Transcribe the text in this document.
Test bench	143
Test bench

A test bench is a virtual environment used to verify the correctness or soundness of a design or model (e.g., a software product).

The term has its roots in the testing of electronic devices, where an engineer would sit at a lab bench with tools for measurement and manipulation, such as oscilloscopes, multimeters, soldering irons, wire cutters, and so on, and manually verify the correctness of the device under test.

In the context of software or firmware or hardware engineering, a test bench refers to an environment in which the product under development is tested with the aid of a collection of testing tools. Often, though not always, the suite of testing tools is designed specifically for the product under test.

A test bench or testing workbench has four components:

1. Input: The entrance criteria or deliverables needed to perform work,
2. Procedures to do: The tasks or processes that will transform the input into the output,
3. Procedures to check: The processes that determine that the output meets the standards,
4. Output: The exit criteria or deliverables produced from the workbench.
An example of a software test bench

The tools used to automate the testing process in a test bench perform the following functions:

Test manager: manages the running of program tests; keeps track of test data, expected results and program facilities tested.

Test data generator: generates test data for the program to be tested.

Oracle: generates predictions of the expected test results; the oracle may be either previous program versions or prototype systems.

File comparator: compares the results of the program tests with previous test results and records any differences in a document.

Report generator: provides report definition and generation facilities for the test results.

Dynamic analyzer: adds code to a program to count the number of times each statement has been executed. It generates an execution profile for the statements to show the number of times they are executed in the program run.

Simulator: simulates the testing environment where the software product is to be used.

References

■ **What you will do**
Copy and report every line where the word "document" is present.

■ **Full output**
Transcribe the text in this document.
File comparator: compares the results of the program tests with previous test results and records any differences in a document.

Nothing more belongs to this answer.